### Records for the task ###

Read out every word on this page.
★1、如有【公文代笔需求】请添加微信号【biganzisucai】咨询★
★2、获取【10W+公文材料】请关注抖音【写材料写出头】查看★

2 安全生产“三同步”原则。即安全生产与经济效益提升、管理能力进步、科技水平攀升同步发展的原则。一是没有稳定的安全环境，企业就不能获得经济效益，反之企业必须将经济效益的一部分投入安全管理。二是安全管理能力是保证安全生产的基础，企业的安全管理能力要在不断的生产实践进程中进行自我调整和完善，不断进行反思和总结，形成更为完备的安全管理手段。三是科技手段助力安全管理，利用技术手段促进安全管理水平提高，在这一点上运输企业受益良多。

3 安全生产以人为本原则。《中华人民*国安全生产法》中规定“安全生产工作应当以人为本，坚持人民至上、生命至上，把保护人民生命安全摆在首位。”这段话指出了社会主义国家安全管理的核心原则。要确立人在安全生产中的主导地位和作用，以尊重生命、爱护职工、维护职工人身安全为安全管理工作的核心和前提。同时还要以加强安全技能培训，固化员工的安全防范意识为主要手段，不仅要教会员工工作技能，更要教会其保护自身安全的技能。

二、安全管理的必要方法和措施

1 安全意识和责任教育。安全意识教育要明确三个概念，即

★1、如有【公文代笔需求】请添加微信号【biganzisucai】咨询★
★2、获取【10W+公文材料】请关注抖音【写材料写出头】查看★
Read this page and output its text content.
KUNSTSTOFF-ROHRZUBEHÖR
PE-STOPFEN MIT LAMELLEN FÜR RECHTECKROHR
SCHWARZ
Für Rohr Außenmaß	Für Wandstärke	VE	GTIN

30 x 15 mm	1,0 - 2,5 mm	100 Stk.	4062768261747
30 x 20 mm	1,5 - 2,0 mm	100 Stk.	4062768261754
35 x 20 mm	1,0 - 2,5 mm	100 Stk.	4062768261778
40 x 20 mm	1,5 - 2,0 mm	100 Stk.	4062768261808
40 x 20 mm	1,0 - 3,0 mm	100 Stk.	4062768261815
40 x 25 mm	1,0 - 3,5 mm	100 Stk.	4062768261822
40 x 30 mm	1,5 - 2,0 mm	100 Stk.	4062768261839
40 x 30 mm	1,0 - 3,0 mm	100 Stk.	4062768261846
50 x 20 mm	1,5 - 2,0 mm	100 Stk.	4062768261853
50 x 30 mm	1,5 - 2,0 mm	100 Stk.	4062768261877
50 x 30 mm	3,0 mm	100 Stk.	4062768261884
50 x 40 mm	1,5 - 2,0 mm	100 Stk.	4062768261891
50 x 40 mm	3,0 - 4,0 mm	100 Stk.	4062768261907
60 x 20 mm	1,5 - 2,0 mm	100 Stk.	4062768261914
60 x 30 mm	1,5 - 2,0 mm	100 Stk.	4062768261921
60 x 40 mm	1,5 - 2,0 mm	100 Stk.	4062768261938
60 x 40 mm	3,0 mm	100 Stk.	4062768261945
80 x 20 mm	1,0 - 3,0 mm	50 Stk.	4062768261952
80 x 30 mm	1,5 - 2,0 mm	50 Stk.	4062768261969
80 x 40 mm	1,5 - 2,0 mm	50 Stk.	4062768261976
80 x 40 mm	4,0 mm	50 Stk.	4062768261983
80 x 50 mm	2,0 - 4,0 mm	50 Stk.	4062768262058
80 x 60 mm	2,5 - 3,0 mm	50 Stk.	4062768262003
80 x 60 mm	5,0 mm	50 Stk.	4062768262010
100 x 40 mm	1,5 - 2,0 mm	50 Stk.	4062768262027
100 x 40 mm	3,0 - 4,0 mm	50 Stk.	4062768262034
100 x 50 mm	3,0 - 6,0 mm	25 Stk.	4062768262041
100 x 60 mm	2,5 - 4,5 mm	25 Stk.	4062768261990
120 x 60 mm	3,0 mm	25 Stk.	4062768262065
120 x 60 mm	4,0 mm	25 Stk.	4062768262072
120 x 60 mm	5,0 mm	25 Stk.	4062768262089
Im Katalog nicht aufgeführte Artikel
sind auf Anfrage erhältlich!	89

###

Write the material out again word for word.

Result of the task>
Read out every word on this page.
★1、如有【公文代笔需求】请添加微信号【biganzisucai】咨询★
★2、获取【10W+公文材料】请关注抖音【写材料写出头】查看★

2 安全生产“三同步”原则。即安全生产与经济效益提升、管理能力进步、科技水平攀升同步发展的原则。一是没有稳定的安全环境，企业就不能获得经济效益，反之企业必须将经济效益的一部分投入安全管理。二是安全管理能力是保证安全生产的基础，企业的安全管理能力要在不断的生产实践进程中进行自我调整和完善，不断进行反思和总结，形成更为完备的安全管理手段。三是科技手段助力安全管理，利用技术手段促进安全管理水平提高，在这一点上运输企业受益良多。

3 安全生产以人为本原则。《中华人民*国安全生产法》中规定“安全生产工作应当以人为本，坚持人民至上、生命至上，把保护人民生命安全摆在首位。”这段话指出了社会主义国家安全管理的核心原则。要确立人在安全生产中的主导地位和作用，以尊重生命、爱护职工、维护职工人身安全为安全管理工作的核心和前提。同时还要以加强安全技能培训，固化员工的安全防范意识为主要手段，不仅要教会员工工作技能，更要教会其保护自身安全的技能。

二、安全管理的必要方法和措施

1 安全意识和责任教育。安全意识教育要明确三个概念，即

★1、如有【公文代笔需求】请添加微信号【biganzisucai】咨询★
★2、获取【10W+公文材料】请关注抖音【写材料写出头】查看★
Read this page and output its text content.
KUNSTSTOFF-ROHRZUBEHÖR
PE-STOPFEN MIT LAMELLEN FÜR RECHTECKROHR
SCHWARZ
Für Rohr Außenmaß	Für Wandstärke	VE	GTIN

30 x 15 mm	1,0 - 2,5 mm	100 Stk.	4062768261747
30 x 20 mm	1,5 - 2,0 mm	100 Stk.	4062768261754
35 x 20 mm	1,0 - 2,5 mm	100 Stk.	4062768261778
40 x 20 mm	1,5 - 2,0 mm	100 Stk.	4062768261808
40 x 20 mm	1,0 - 3,0 mm	100 Stk.	4062768261815
40 x 25 mm	1,0 - 3,5 mm	100 Stk.	4062768261822
40 x 30 mm	1,5 - 2,0 mm	100 Stk.	4062768261839
40 x 30 mm	1,0 - 3,0 mm	100 Stk.	4062768261846
50 x 20 mm	1,5 - 2,0 mm	100 Stk.	4062768261853
50 x 30 mm	1,5 - 2,0 mm	100 Stk.	4062768261877
50 x 30 mm	3,0 mm	100 Stk.	4062768261884
50 x 40 mm	1,5 - 2,0 mm	100 Stk.	4062768261891
50 x 40 mm	3,0 - 4,0 mm	100 Stk.	4062768261907
60 x 20 mm	1,5 - 2,0 mm	100 Stk.	4062768261914
60 x 30 mm	1,5 - 2,0 mm	100 Stk.	4062768261921
60 x 40 mm	1,5 - 2,0 mm	100 Stk.	4062768261938
60 x 40 mm	3,0 mm	100 Stk.	4062768261945
80 x 20 mm	1,0 - 3,0 mm	50 Stk.	4062768261952
80 x 30 mm	1,5 - 2,0 mm	50 Stk.	4062768261969
80 x 40 mm	1,5 - 2,0 mm	50 Stk.	4062768261976
80 x 40 mm	4,0 mm	50 Stk.	4062768261983
80 x 50 mm	2,0 - 4,0 mm	50 Stk.	4062768262058
80 x 60 mm	2,5 - 3,0 mm	50 Stk.	4062768262003
80 x 60 mm	5,0 mm	50 Stk.	4062768262010
100 x 40 mm	1,5 - 2,0 mm	50 Stk.	4062768262027
100 x 40 mm	3,0 - 4,0 mm	50 Stk.	4062768262034
100 x 50 mm	3,0 - 6,0 mm	25 Stk.	4062768262041
100 x 60 mm	2,5 - 4,5 mm	25 Stk.	4062768261990
120 x 60 mm	3,0 mm	25 Stk.	4062768262065
120 x 60 mm	4,0 mm	25 Stk.	4062768262072
120 x 60 mm	5,0 mm	25 Stk.	4062768262089
Im Katalog nicht aufgeführte Artikel
sind auf Anfrage erhältlich!	89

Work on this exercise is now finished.